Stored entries
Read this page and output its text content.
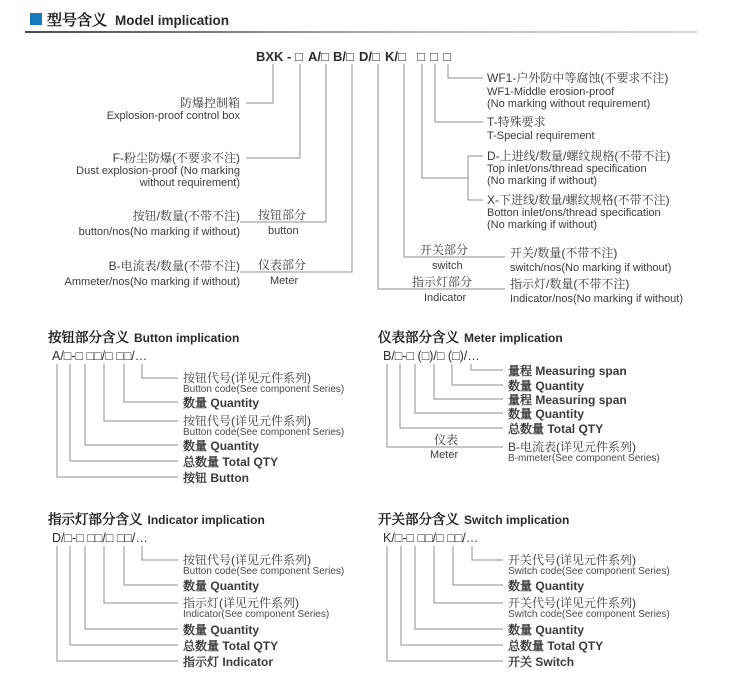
型号含义 Model implication
BXK - □ A/□ B/□ D/□ K/□ □ □ □
防爆控制箱
Explosion-proof control box
F-粉尘防爆(不要求不注)
Dust explosion-proof (No marking
without requirement)
按钮/数量(不带不注)
button/nos(No marking if without)
按钮部分
button
B-电流表/数量(不带不注)
Ammeter/nos(No marking if without)
仪表部分
Meter
WF1-户外防中等腐蚀(不要求不注)
WF1-Middle erosion-proof
(No marking without requirement)
T-特殊要求
T-Special requirement
D-上进线/数量/螺纹规格(不带不注)
Top inlet/ons/thread specification
(No marking if without)
X-下进线/数量/螺纹规格(不带不注)
Botton inlet/ons/thread specification
(No marking if without)
开关部分
switch
开关/数量(不带不注)
switch/nos(No marking if without)
指示灯部分
Indicator
指示灯/数量(不带不注)
Indicator/nos(No marking if without)
按钮部分含义 Button implication
A/□-□ □□/□ □□/…
按钮代号(详见元件系列)
Button code(See component Series)
数量 Quantity
按钮代号(详见元件系列)
Button code(See component Series)
数量 Quantity
总数量 Total QTY
按钮 Button
仪表部分含义 Meter implication
B/□-□ (□)/□ (□)/…
量程 Measuring span
数量 Quantity
量程 Measuring span
数量 Quantity
总数量 Total QTY
仪表
Meter
B-电流表(详见元件系列)
B-mmeter(See component Series)
指示灯部分含义 Indicator implication
D/□-□ □□/□ □□/…
按钮代号(详见元件系列)
Button code(See component Series)
数量 Quantity
指示灯(详见元件系列)
Indicator(See component Series)
数量 Quantity
总数量 Total QTY
指示灯 Indicator
开关部分含义 Switch implication
K/□-□ □□/□ □□/…
开关代号(详见元件系列)
Switch code(See component Series)
数量 Quantity
开关代号(详见元件系列)
Switch code(See component Series)
数量 Quantity
总数量 Total QTY
开关 Switch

TASK TO COMPLETE: Only lines with the word "without" are wanted, so copy each one from the records.

TASK RESULT:
without requirement)
button/nos(No marking if without)
Ammeter/nos(No marking if without)
(No marking without requirement)
(No marking if without)
(No marking if without)
switch/nos(No marking if without)
Indicator/nos(No marking if without)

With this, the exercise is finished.